(Saved entries)
________________________
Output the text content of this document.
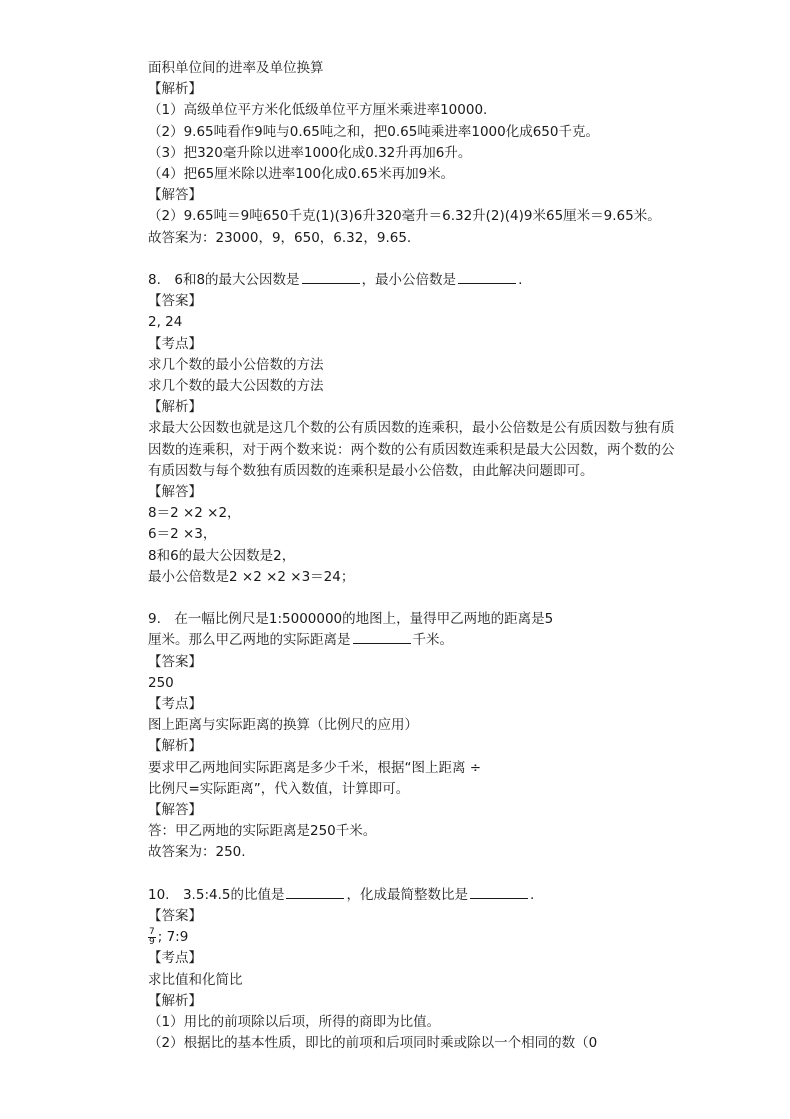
面积单位间的进率及单位换算
【解析】
（1）高级单位平方米化低级单位平方厘米乘进率10000.
（2）9.65吨看作9吨与0.65吨之和，把0.65吨乘进率1000化成650千克。
（3）把320毫升除以进率1000化成0.32升再加6升。
（4）把65厘米除以进率100化成0.65米再加9米。
【解答】
（2）9.65吨＝9吨650千克(1)(3)6升320毫升＝6.32升(2)(4)9米65厘米＝9.65米。
故答案为：23000，9，650，6.32，9.65.
8.　6和8的最大公因数是	，最小公倍数是	.
【答案】
2, 24
【考点】
求几个数的最小公倍数的方法
求几个数的最大公因数的方法
【解析】
求最大公因数也就是这几个数的公有质因数的连乘积，最小公倍数是公有质因数与独有质因数的连乘积，对于两个数来说：两个数的公有质因数连乘积是最大公因数，两个数的公有质因数与每个数独有质因数的连乘积是最小公倍数，由此解决问题即可。
【解答】
8＝2 ×2 ×2，
6＝2 ×3，
8和6的最大公因数是2，
最小公倍数是2 ×2 ×2 ×3＝24；
9.　在一幅比例尺是1:5000000的地图上，量得甲乙两地的距离是5
厘米。那么甲乙两地的实际距离是	千米。
【答案】
250
【考点】
图上距离与实际距离的换算（比例尺的应用）
【解析】
要求甲乙两地间实际距离是多少千米，根据“图上距离 ÷
比例尺=实际距离”，代入数值，计算即可。
【解答】
答：甲乙两地的实际距离是250千米。
故答案为：250.
10.　3.5:4.5的比值是	，化成最简整数比是	.
【答案】
$\frac{7}{9}$ ; 7:9
【考点】
求比值和化简比
【解析】
（1）用比的前项除以后项，所得的商即为比值。
（2）根据比的基本性质，即比的前项和后项同时乘或除以一个相同的数（0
________________________
=== GOAL OF THE EXERCISE ===
Skipping the pictures, transcribe each line above exactly as it appears.

=== EXERCISE RESULT ===
Output the text content of this document.
面积单位间的进率及单位换算
【解析】
（1）高级单位平方米化低级单位平方厘米乘进率10000.
（2）9.65吨看作9吨与0.65吨之和，把0.65吨乘进率1000化成650千克。
（3）把320毫升除以进率1000化成0.32升再加6升。
（4）把65厘米除以进率100化成0.65米再加9米。
【解答】
（2）9.65吨＝9吨650千克(1)(3)6升320毫升＝6.32升(2)(4)9米65厘米＝9.65米。
故答案为：23000，9，650，6.32，9.65.
8.　6和8的最大公因数是	，最小公倍数是	.
【答案】
2, 24
【考点】
求几个数的最小公倍数的方法
求几个数的最大公因数的方法
【解析】
求最大公因数也就是这几个数的公有质因数的连乘积，最小公倍数是公有质因数与独有质因数的连乘积，对于两个数来说：两个数的公有质因数连乘积是最大公因数，两个数的公有质因数与每个数独有质因数的连乘积是最小公倍数，由此解决问题即可。
【解答】
8＝2 ×2 ×2，
6＝2 ×3，
8和6的最大公因数是2，
最小公倍数是2 ×2 ×2 ×3＝24；
9.　在一幅比例尺是1:5000000的地图上，量得甲乙两地的距离是5
厘米。那么甲乙两地的实际距离是	千米。
【答案】
250
【考点】
图上距离与实际距离的换算（比例尺的应用）
【解析】
要求甲乙两地间实际距离是多少千米，根据“图上距离 ÷
比例尺=实际距离”，代入数值，计算即可。
【解答】
答：甲乙两地的实际距离是250千米。
故答案为：250.
10.　3.5:4.5的比值是	，化成最简整数比是	.
【答案】
$\frac{7}{9}$ ; 7:9
【考点】
求比值和化简比
【解析】
（1）用比的前项除以后项，所得的商即为比值。
（2）根据比的基本性质，即比的前项和后项同时乘或除以一个相同的数（0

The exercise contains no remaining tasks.